:: PROBLEM ::
For the material that follows, list every line containing the word "Data".

============

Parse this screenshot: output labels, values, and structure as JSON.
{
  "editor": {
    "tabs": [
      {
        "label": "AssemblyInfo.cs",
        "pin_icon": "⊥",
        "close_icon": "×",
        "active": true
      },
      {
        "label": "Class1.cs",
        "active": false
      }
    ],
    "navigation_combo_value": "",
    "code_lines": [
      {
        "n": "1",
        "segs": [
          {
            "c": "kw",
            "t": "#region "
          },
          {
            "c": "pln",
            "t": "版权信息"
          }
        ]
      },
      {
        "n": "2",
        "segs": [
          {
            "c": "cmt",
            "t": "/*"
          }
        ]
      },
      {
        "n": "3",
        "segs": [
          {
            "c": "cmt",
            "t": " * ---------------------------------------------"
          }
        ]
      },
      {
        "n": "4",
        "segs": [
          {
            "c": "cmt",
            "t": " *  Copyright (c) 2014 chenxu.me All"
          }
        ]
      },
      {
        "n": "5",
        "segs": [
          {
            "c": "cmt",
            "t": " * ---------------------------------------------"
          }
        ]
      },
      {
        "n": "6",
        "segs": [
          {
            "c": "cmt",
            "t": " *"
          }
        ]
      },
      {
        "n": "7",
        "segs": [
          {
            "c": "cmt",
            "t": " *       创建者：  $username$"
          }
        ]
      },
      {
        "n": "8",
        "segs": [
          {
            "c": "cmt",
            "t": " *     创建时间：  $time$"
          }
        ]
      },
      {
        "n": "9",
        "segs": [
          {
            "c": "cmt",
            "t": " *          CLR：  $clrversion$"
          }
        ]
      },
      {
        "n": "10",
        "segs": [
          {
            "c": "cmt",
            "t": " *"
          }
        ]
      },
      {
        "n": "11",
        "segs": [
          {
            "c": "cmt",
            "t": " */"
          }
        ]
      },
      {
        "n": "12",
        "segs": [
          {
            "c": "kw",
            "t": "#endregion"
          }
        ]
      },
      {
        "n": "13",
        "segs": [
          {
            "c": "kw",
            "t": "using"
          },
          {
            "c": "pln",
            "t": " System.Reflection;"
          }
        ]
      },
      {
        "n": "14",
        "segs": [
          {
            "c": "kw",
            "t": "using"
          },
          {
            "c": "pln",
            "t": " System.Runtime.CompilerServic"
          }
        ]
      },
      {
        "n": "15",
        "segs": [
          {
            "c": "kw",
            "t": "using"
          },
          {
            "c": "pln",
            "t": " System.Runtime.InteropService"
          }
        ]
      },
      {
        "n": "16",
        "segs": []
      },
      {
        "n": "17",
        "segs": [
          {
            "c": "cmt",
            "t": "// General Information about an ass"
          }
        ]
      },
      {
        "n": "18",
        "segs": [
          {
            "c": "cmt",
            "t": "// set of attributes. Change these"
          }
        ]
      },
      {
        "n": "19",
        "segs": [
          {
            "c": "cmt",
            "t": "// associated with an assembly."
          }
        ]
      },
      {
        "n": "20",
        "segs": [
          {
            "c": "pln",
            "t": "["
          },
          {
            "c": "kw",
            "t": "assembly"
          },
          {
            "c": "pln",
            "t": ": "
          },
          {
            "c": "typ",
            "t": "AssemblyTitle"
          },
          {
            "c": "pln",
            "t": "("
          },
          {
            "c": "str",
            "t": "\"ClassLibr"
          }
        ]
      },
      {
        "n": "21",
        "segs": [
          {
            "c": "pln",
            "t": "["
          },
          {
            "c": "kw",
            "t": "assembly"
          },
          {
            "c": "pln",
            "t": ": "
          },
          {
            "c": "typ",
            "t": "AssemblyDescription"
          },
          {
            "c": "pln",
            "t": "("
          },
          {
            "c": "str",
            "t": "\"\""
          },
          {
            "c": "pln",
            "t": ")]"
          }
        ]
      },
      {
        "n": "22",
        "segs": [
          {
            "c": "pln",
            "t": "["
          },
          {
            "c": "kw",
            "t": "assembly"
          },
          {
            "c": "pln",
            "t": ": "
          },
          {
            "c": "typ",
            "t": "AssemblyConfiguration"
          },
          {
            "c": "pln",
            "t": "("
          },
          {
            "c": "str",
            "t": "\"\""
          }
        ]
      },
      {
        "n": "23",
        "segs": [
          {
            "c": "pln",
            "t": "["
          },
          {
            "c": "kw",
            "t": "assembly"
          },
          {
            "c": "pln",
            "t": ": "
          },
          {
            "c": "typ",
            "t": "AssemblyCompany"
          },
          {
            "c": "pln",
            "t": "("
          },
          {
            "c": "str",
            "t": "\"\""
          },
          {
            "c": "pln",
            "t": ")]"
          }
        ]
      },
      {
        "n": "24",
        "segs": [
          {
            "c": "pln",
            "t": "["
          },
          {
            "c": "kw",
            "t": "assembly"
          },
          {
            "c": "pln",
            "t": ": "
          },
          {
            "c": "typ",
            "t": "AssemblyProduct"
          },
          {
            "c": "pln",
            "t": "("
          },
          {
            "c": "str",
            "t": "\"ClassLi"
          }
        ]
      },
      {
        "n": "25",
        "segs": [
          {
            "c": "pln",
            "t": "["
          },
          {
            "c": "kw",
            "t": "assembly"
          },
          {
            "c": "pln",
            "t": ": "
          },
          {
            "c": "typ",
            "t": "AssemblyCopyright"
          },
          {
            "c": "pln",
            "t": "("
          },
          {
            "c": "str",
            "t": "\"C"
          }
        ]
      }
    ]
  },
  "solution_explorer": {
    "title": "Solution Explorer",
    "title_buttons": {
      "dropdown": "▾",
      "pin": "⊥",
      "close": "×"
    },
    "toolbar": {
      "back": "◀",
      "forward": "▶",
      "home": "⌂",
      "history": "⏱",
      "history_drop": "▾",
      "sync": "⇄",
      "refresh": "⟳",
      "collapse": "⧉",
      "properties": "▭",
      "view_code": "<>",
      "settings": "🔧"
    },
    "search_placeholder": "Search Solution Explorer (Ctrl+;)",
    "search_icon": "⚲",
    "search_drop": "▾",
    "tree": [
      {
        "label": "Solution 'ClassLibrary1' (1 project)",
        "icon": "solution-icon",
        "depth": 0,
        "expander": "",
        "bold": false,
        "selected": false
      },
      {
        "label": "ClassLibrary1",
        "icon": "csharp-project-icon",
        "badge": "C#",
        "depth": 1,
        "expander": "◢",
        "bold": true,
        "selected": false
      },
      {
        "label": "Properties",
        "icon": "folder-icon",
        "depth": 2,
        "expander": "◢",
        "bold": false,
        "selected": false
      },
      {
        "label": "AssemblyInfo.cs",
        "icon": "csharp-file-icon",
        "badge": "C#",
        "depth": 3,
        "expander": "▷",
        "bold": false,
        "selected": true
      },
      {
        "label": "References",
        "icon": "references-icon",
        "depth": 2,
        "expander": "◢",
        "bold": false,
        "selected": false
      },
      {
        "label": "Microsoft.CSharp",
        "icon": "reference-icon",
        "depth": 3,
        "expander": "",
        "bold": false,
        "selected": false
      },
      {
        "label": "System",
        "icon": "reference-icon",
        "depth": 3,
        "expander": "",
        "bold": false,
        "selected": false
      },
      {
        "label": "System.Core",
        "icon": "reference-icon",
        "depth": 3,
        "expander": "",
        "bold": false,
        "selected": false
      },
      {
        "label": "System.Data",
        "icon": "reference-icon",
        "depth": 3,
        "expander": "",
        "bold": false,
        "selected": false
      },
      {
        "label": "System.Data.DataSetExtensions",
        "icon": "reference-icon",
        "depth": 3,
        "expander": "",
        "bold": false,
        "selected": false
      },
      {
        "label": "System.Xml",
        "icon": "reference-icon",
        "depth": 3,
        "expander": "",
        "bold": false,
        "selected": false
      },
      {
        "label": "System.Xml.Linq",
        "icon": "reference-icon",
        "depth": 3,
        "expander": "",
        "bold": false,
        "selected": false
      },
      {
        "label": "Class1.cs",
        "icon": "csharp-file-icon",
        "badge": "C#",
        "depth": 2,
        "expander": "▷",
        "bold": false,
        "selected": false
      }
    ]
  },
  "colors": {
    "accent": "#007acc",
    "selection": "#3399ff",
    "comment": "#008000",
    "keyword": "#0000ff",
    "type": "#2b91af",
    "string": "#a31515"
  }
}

============

:: FINISHED ANSWER ::
        "label": "System.Data",
        "label": "System.Data.DataSetExtensions",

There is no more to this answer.